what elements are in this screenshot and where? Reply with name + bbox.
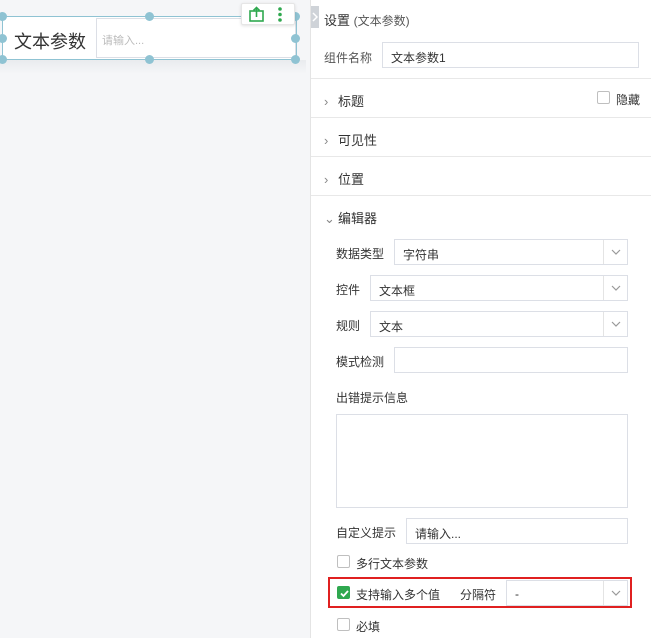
chevron-right-icon: › <box>324 94 329 109</box>
chevron-right-icon: › <box>324 172 329 187</box>
separator-select[interactable]: - <box>506 580 628 606</box>
checkmark-icon <box>340 590 349 598</box>
section-editor[interactable]: ⌄ 编辑器 <box>324 208 377 227</box>
data-type-label: 数据类型 <box>336 247 385 261</box>
chevron-down-icon <box>603 312 627 336</box>
multiline-checkbox[interactable] <box>337 555 350 568</box>
required-label: 必填 <box>356 620 381 634</box>
resize-handle-top[interactable] <box>145 12 154 21</box>
divider <box>311 78 651 79</box>
control-select[interactable]: 文本框 <box>370 275 628 301</box>
collapse-panel-button[interactable] <box>311 6 319 28</box>
required-checkbox[interactable] <box>337 618 350 631</box>
data-type-select[interactable]: 字符串 <box>394 239 628 265</box>
component-name-label: 组件名称 <box>324 51 373 65</box>
control-label: 控件 <box>336 283 361 297</box>
section-position[interactable]: › 位置 <box>324 169 364 188</box>
section-visibility[interactable]: › 可见性 <box>324 130 377 149</box>
report-canvas[interactable]: 文本参数 请输入... <box>0 0 310 638</box>
resize-handle-right[interactable] <box>291 34 300 43</box>
chevron-right-icon <box>312 12 318 22</box>
chevron-right-icon: › <box>324 133 329 148</box>
pattern-check-input[interactable] <box>394 347 628 373</box>
hidden-checkbox[interactable] <box>597 91 610 104</box>
rule-select[interactable]: 文本 <box>370 311 628 337</box>
separator-label: 分隔符 <box>460 588 497 602</box>
divider <box>311 195 651 196</box>
widget-label: 文本参数 <box>14 32 86 52</box>
settings-panel: 设置 (文本参数) 组件名称 文本参数1 › 标题 隐藏 › 可见性 › 位置 ⌄ 编辑… <box>310 0 651 638</box>
chevron-down-icon <box>603 240 627 264</box>
custom-hint-label: 自定义提示 <box>336 526 397 540</box>
rule-label: 规则 <box>336 319 361 333</box>
divider <box>311 156 651 157</box>
more-vertical-icon[interactable] <box>273 6 287 23</box>
component-name-input[interactable]: 文本参数1 <box>382 42 639 68</box>
chevron-down-icon: ⌄ <box>324 211 335 226</box>
export-icon[interactable] <box>248 6 265 23</box>
multiline-label: 多行文本参数 <box>356 557 429 571</box>
error-message-label: 出错提示信息 <box>336 391 409 405</box>
chevron-down-icon <box>603 276 627 300</box>
section-title[interactable]: › 标题 <box>324 91 364 110</box>
resize-handle-bottom[interactable] <box>145 55 154 64</box>
multi-value-label: 支持输入多个值 <box>356 588 441 602</box>
chevron-down-icon <box>603 581 627 605</box>
pattern-check-label: 模式检测 <box>336 355 385 369</box>
widget-toolbar <box>241 3 295 25</box>
custom-hint-input[interactable]: 请输入... <box>406 518 628 544</box>
multi-value-checkbox[interactable] <box>337 586 350 599</box>
hidden-label: 隐藏 <box>616 93 641 107</box>
error-message-textarea[interactable] <box>336 414 628 508</box>
resize-handle-bottom-right[interactable] <box>291 55 300 64</box>
panel-title: 设置 (文本参数) <box>324 13 410 28</box>
divider <box>311 117 651 118</box>
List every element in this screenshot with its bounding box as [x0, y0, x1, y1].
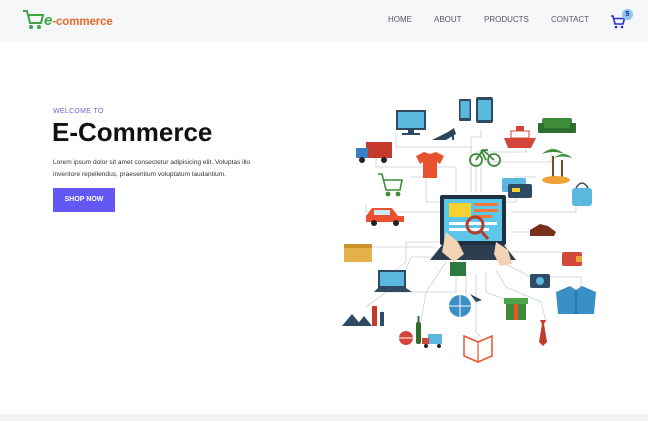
palm-island-icon	[542, 149, 572, 184]
tower-icon	[372, 306, 384, 326]
car-icon	[366, 208, 404, 226]
laptop-icon	[374, 270, 412, 292]
nav-products[interactable]: PRODUCTS	[484, 15, 529, 24]
nav-home[interactable]: HOME	[388, 15, 412, 24]
tablet-icon	[459, 99, 471, 121]
footer-strip	[0, 414, 648, 421]
ship-icon	[504, 126, 536, 148]
gift-icon	[504, 298, 528, 320]
brand-name: e-commerce	[44, 11, 113, 29]
hero-title: E-Commerce	[52, 117, 213, 147]
logo-cart-icon	[23, 10, 45, 29]
nav-about[interactable]: ABOUT	[434, 15, 462, 24]
heel-icon	[432, 128, 456, 140]
hero-description-line1: Lorem ipsum dolor sit amet consectetur a…	[53, 159, 251, 166]
ecommerce-illustration	[342, 97, 596, 363]
camera-icon	[530, 274, 550, 288]
navbar: e-commerce HOME ABOUT PRODUCTS CONTACT 5	[0, 0, 648, 42]
nav-contact[interactable]: CONTACT	[551, 15, 589, 24]
wine-icon	[416, 316, 421, 344]
cart-icon	[378, 173, 403, 197]
tshirt-icon	[416, 152, 444, 178]
monitor-icon	[396, 110, 426, 135]
box-icon	[344, 244, 372, 262]
sofa-icon	[538, 118, 576, 133]
hero-description-line2: inventore repellendus, praesentium volup…	[53, 171, 227, 178]
ball-icon	[399, 331, 413, 345]
cart-button[interactable]: 5	[610, 9, 634, 31]
phone-icon	[476, 97, 493, 123]
truck-small-icon	[422, 334, 442, 348]
brand-logo[interactable]: e-commerce	[22, 8, 113, 32]
tie-icon	[539, 320, 547, 346]
book-icon	[463, 334, 493, 363]
handbag-icon	[572, 182, 592, 206]
wallet-icon	[562, 252, 582, 266]
credit-card-icon	[502, 178, 532, 198]
hero-description: Lorem ipsum dolor sit amet consectetur a…	[53, 157, 293, 181]
pyramids-icon	[342, 314, 372, 326]
truck-icon	[356, 142, 392, 163]
globe-plane-icon	[449, 294, 482, 317]
cart-count-badge: 5	[622, 9, 633, 20]
hero-welcome: WELCOME TO	[53, 108, 104, 115]
shop-now-button[interactable]: SHOP NOW	[53, 188, 115, 212]
jacket-icon	[556, 286, 596, 314]
shoe-icon	[530, 224, 556, 236]
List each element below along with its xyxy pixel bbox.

•••••

Retype the lines exactly as they appear, beginning at the line that contains "chevron-right-icon: › <box>324 94" and stopping after the line that contains "component-name-label: 组件名称 <box>324".

chevron-right-icon: › <box>324 94 329 109</box>
chevron-right-icon: › <box>324 172 329 187</box>
separator-select[interactable]: - <box>506 580 628 606</box>
checkmark-icon <box>340 590 349 598</box>
section-editor[interactable]: ⌄ 编辑器 <box>324 208 377 227</box>
data-type-label: 数据类型 <box>336 247 385 261</box>
chevron-down-icon <box>603 312 627 336</box>
multiline-checkbox[interactable] <box>337 555 350 568</box>
required-label: 必填 <box>356 620 381 634</box>
resize-handle-top[interactable] <box>145 12 154 21</box>
divider <box>311 78 651 79</box>
control-select[interactable]: 文本框 <box>370 275 628 301</box>
collapse-panel-button[interactable] <box>311 6 319 28</box>
required-checkbox[interactable] <box>337 618 350 631</box>
data-type-select[interactable]: 字符串 <box>394 239 628 265</box>
component-name-label: 组件名称 <box>324 51 373 65</box>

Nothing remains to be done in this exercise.